Data:
┌──
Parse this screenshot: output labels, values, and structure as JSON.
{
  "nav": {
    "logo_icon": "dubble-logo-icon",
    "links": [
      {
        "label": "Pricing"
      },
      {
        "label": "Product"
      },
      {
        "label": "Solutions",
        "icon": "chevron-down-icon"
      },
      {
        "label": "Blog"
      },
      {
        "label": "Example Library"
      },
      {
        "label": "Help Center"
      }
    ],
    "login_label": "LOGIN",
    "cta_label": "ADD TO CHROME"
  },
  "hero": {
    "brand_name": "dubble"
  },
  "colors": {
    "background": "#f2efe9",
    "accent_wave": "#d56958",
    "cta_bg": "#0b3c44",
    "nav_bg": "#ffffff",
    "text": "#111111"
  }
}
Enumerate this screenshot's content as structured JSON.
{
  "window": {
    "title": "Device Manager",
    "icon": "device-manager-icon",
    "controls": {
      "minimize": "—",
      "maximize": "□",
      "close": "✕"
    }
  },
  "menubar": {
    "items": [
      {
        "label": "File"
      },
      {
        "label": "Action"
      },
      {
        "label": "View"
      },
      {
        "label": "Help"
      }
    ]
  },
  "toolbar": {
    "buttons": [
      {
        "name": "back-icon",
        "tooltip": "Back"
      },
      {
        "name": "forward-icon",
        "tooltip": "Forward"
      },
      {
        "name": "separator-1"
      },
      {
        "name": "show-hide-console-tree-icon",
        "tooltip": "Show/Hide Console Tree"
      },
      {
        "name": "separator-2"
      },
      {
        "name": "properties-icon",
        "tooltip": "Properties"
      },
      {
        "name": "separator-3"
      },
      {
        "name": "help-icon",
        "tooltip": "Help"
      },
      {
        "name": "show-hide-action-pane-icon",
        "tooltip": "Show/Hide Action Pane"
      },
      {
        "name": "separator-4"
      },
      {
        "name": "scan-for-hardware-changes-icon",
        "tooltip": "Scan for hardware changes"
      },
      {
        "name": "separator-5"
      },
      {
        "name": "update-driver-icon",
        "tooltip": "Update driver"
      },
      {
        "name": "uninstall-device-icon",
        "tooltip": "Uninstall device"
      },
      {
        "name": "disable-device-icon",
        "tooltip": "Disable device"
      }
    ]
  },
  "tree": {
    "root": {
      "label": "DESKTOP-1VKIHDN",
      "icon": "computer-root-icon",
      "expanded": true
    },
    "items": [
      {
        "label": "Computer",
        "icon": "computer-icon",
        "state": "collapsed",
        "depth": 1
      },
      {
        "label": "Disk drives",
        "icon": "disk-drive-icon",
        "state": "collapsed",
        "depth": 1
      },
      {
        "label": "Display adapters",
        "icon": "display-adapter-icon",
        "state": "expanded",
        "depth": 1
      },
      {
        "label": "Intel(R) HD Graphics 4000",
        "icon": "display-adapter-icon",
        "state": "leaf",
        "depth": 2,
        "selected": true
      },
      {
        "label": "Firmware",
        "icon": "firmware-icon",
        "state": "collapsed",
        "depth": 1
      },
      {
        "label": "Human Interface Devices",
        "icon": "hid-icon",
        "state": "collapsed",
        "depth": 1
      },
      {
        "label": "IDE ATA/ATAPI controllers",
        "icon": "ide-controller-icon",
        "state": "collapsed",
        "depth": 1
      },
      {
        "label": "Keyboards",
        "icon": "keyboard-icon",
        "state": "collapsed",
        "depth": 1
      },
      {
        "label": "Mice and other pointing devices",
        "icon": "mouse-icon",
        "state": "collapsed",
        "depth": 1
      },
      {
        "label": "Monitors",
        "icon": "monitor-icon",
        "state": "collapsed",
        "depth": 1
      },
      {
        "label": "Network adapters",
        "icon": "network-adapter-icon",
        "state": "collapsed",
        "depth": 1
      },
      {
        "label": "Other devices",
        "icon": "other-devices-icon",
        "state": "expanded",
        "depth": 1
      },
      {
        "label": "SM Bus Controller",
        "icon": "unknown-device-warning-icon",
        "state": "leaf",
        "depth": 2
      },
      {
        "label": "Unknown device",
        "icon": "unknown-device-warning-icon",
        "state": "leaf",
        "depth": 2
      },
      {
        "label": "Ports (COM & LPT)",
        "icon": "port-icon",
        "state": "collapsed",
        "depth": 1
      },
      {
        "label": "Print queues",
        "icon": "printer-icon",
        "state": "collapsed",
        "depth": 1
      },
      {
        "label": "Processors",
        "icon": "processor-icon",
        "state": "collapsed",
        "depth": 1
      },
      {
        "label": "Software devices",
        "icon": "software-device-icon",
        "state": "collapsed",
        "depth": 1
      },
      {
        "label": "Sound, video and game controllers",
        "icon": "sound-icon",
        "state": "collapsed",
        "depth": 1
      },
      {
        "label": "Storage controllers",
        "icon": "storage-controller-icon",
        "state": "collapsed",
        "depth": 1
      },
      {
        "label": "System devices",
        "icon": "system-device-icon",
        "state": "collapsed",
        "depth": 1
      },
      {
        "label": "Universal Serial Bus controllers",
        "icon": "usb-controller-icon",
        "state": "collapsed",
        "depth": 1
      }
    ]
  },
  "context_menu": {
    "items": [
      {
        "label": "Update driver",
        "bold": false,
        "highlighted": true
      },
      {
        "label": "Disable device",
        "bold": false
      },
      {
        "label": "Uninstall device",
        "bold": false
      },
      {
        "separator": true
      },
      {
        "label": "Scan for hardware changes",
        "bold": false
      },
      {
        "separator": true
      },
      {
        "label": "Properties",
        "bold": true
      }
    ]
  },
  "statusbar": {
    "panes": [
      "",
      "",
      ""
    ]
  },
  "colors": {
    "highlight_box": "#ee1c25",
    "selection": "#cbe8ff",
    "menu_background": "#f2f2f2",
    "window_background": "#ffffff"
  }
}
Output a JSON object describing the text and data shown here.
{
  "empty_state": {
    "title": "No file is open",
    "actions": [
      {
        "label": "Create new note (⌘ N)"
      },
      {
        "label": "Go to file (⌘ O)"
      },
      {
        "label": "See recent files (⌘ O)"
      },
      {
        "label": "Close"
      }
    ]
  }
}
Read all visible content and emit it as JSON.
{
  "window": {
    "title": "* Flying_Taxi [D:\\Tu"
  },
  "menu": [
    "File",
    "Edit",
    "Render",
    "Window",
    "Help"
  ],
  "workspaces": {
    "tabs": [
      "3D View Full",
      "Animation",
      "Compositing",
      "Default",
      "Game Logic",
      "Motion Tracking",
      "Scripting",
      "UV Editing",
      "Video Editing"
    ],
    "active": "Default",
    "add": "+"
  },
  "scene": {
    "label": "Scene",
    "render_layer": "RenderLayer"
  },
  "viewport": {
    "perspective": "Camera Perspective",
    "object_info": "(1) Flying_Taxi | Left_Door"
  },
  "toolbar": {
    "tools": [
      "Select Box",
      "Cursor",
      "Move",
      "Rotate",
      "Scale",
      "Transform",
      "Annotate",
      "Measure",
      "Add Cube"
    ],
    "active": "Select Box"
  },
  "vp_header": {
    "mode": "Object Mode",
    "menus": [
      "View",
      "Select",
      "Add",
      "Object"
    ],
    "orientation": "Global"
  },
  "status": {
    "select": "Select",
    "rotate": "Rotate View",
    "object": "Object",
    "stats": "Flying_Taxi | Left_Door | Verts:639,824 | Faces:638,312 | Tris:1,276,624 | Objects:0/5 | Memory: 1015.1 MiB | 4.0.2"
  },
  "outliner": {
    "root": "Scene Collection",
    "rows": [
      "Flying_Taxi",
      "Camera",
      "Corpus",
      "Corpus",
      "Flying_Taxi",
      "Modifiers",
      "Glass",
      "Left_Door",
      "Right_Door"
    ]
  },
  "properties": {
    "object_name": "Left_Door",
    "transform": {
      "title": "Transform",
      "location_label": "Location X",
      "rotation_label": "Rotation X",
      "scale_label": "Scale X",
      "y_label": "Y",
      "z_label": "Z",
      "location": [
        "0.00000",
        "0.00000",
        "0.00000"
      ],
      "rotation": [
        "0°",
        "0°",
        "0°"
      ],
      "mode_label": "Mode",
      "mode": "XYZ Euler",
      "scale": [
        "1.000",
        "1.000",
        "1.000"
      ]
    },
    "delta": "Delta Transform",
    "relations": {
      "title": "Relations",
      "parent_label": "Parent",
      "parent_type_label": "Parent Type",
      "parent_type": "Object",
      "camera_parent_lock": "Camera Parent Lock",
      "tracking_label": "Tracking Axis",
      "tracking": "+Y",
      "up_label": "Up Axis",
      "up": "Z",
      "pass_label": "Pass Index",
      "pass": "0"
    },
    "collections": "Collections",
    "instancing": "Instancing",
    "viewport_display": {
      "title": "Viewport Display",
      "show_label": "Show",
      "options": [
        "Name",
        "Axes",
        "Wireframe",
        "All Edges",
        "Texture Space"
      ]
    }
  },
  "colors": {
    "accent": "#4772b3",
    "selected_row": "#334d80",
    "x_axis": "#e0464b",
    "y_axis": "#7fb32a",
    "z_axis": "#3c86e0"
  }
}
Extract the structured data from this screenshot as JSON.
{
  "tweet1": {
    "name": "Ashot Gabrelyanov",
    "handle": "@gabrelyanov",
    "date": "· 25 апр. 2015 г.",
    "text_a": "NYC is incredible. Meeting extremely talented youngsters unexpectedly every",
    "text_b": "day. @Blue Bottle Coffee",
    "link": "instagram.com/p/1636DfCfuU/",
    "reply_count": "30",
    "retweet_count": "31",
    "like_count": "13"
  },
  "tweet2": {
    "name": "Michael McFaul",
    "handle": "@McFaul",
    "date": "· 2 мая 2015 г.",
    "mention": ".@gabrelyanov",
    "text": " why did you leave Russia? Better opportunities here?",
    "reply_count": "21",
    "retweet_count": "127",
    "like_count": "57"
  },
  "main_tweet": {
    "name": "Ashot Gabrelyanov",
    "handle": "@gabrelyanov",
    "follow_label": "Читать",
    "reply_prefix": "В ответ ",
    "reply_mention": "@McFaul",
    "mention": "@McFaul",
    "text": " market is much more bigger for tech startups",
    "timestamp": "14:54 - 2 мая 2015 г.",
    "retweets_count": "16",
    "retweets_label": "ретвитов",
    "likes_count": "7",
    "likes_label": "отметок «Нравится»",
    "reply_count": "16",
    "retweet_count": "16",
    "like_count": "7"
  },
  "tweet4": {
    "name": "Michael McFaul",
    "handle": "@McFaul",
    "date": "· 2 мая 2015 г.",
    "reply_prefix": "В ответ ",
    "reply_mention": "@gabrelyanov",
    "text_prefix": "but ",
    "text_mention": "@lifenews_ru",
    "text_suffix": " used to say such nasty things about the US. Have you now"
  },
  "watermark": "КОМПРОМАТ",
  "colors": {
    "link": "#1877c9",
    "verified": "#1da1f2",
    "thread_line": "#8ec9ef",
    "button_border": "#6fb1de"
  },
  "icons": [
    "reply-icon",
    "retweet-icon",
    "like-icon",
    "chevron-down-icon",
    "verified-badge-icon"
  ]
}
└──
What you have to do:
Copy each line that holds the word "separator".

Task result:
        "name": "separator-1"
        "name": "separator-2"
        "name": "separator-3"
        "name": "separator-4"
        "name": "separator-5"
        "separator": true
        "separator": true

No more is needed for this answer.